**DATASET RECORDS**.

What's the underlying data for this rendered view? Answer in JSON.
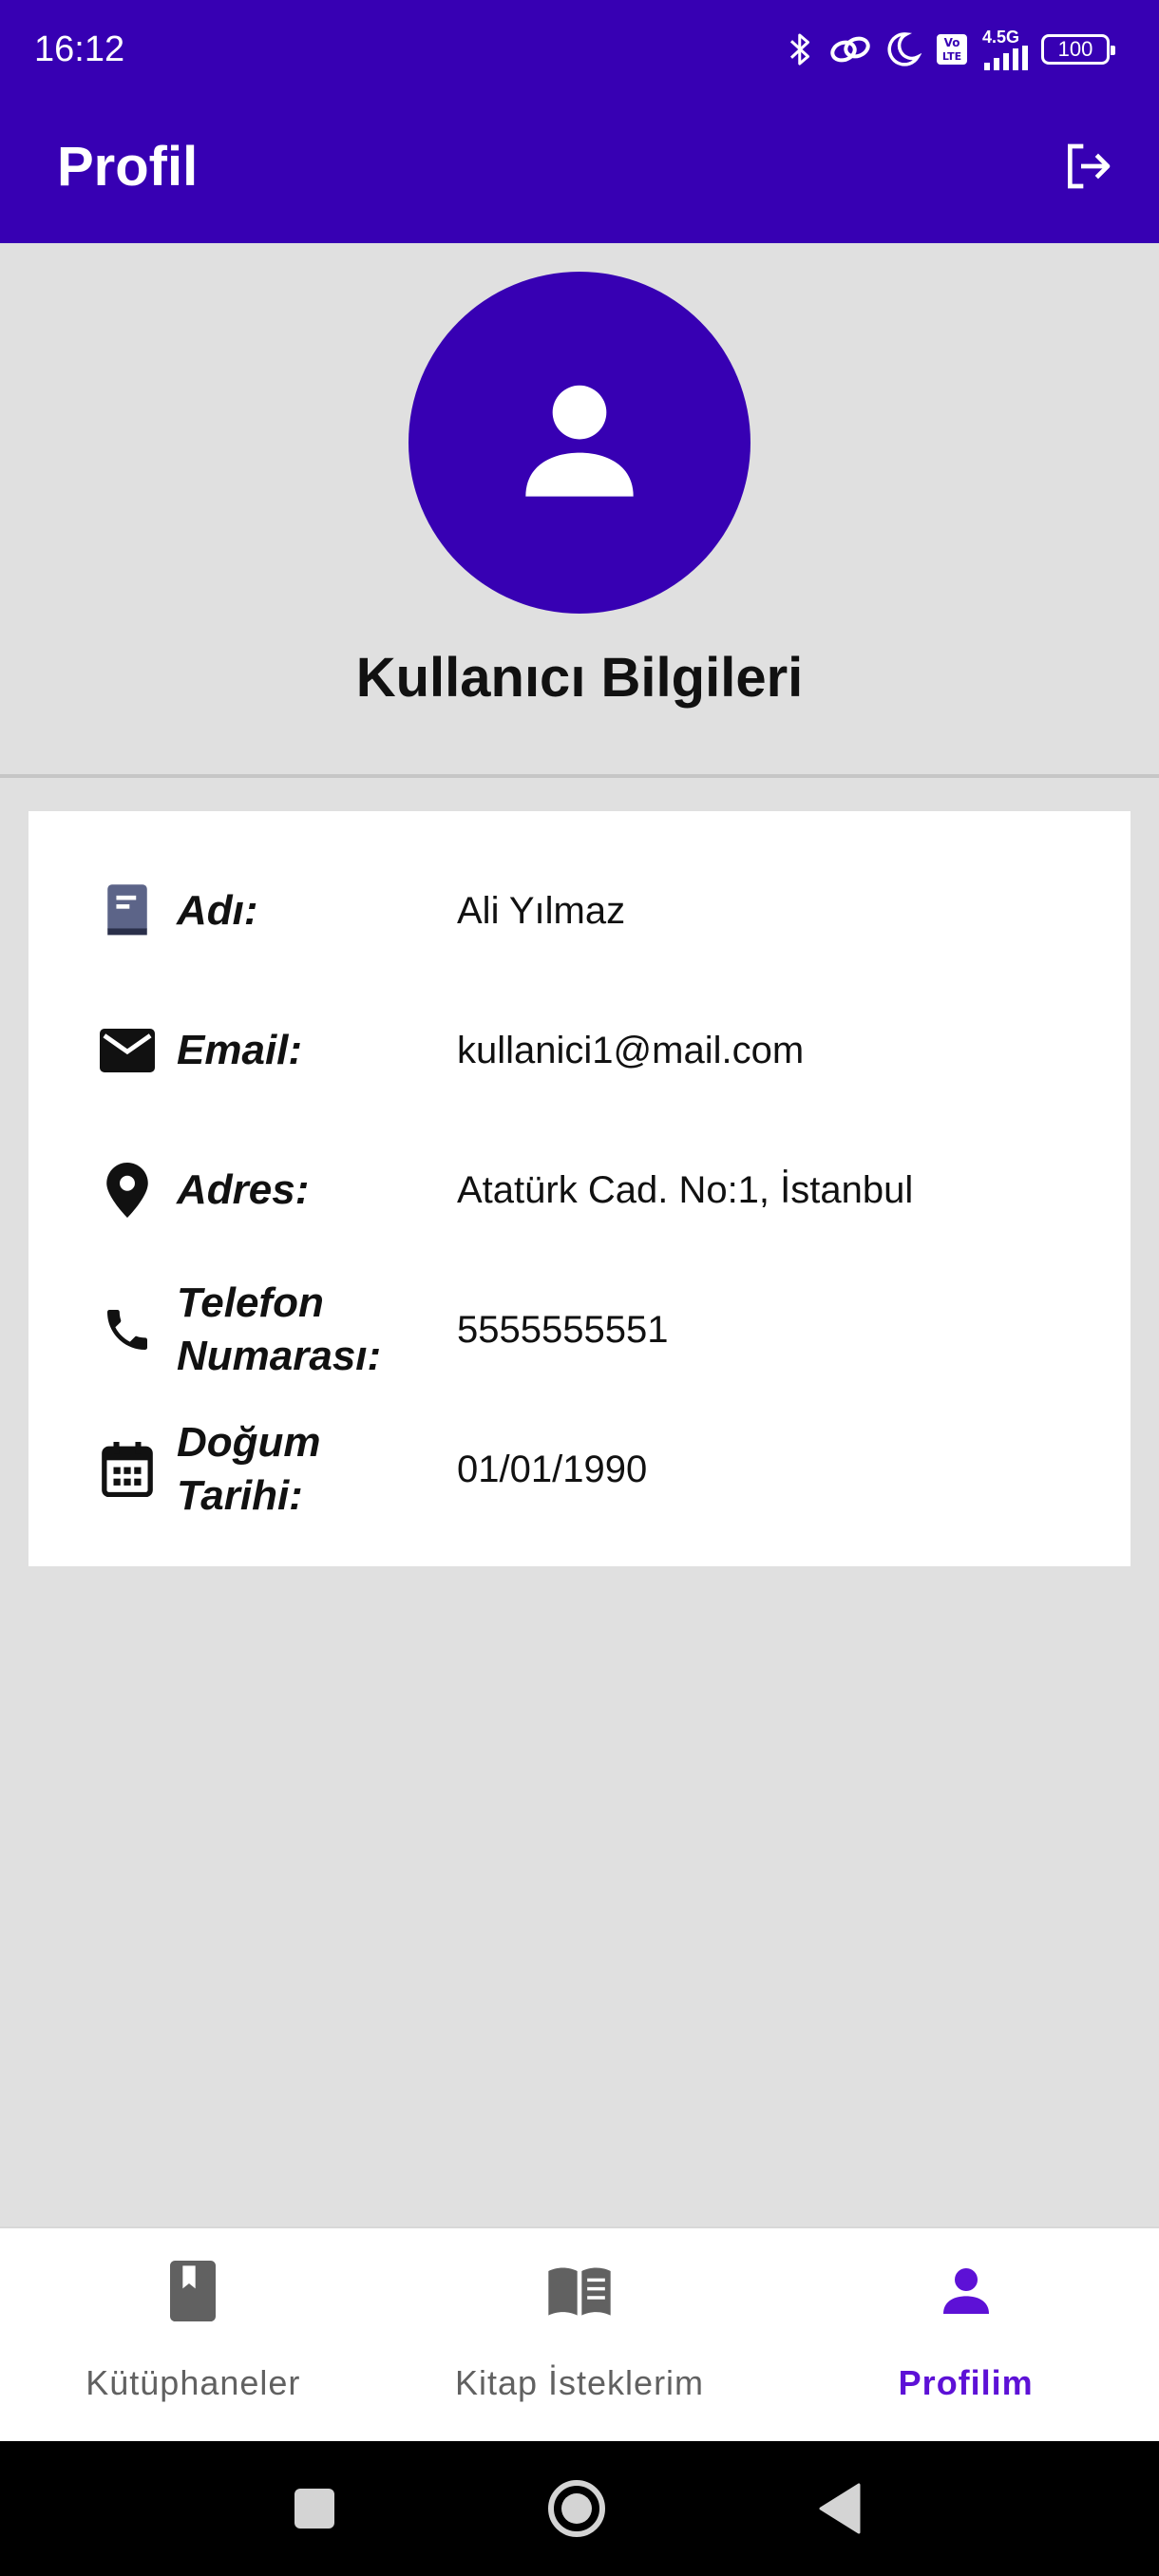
{
  "status_bar": {
    "time": "16:12",
    "network_label": "4.5G",
    "volte_label": "Vo LTE",
    "battery": "100"
  },
  "app_bar": {
    "title": "Profil",
    "logout_icon": "logout-icon",
    "color": "#3700b3"
  },
  "header": {
    "avatar_icon": "person-icon",
    "section_title": "Kullanıcı Bilgileri"
  },
  "user_info": [
    {
      "icon": "book-icon",
      "label": "Adı:",
      "value": "Ali Yılmaz"
    },
    {
      "icon": "mail-icon",
      "label": "Email:",
      "value": "kullanici1@mail.com"
    },
    {
      "icon": "location-pin-icon",
      "label": "Adres:",
      "value": "Atatürk Cad. No:1, İstanbul"
    },
    {
      "icon": "phone-icon",
      "label": "Telefon Numarası:",
      "value": "5555555551"
    },
    {
      "icon": "calendar-icon",
      "label": "Doğum Tarihi:",
      "value": "01/01/1990"
    }
  ],
  "bottom_nav": {
    "active_color": "#5d11d6",
    "items": [
      {
        "label": "Kütüphaneler",
        "icon": "bookmark-book-icon",
        "active": false
      },
      {
        "label": "Kitap İsteklerim",
        "icon": "open-book-icon",
        "active": false
      },
      {
        "label": "Profilim",
        "icon": "person-icon",
        "active": true
      }
    ]
  },
  "system_nav": {
    "recents": "square-icon",
    "home": "circle-icon",
    "back": "triangle-back-icon"
  }
}
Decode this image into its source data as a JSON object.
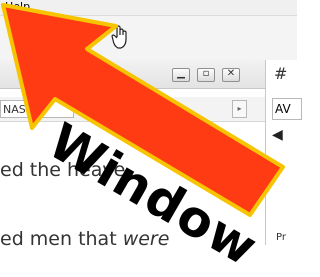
{
  "menubar": {
    "help_label": "Help"
  },
  "panel": {
    "version_label": "NAS",
    "verse_line_1": "ed the heave",
    "verse_line_2_prefix": "ed men that ",
    "verse_line_2_italic": "were"
  },
  "right_panel": {
    "hash_label": "#",
    "box_text": "AV",
    "bottom_label": "Pr"
  },
  "overlay": {
    "label": "Window",
    "fill_color": "#ff3b14",
    "outline_color": "#f6c400"
  }
}
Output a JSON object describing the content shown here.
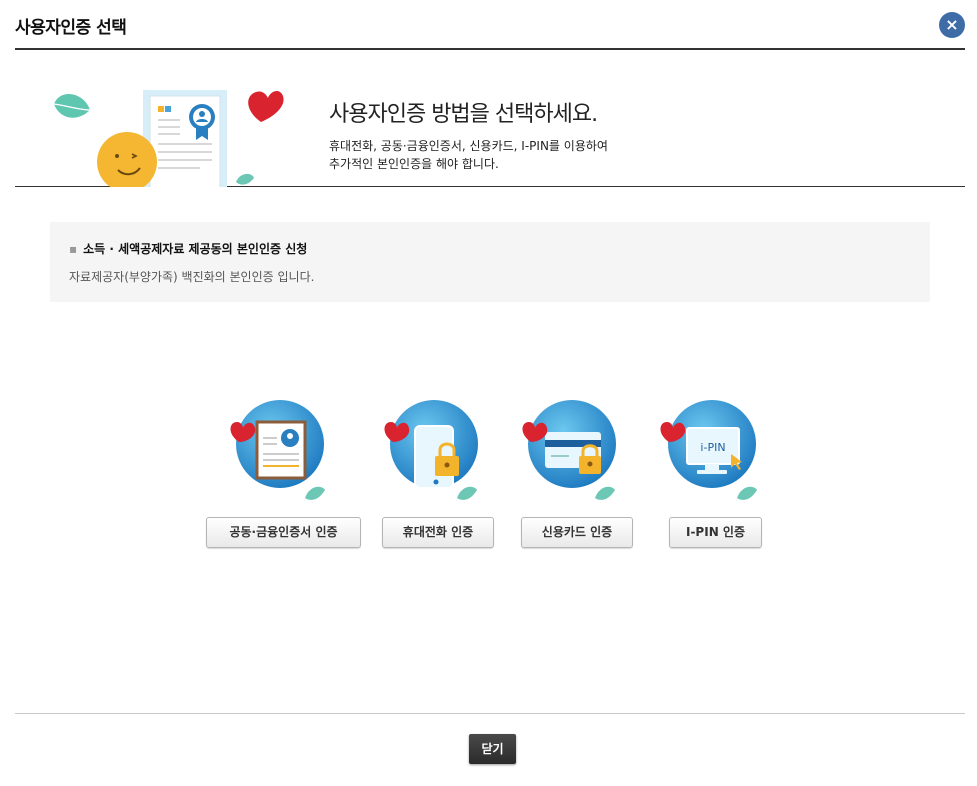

**BRIEF**. Write out, please, the lines of the listing above from the one with "Decode this image" through the very last, exactly as given and with no pictures.

**RESPONSE FOR THIS EXERCISE**.
Decode this image into its source data as a JSON object.
{
  "menubar": {
    "help_label": "Help"
  },
  "panel": {
    "version_label": "NAS",
    "verse_line_1": "ed the heave",
    "verse_line_2_prefix": "ed men that ",
    "verse_line_2_italic": "were"
  },
  "right_panel": {
    "hash_label": "#",
    "box_text": "AV",
    "bottom_label": "Pr"
  },
  "overlay": {
    "label": "Window",
    "fill_color": "#ff3b14",
    "outline_color": "#f6c400"
  }
}
Output a JSON object describing the content shown here.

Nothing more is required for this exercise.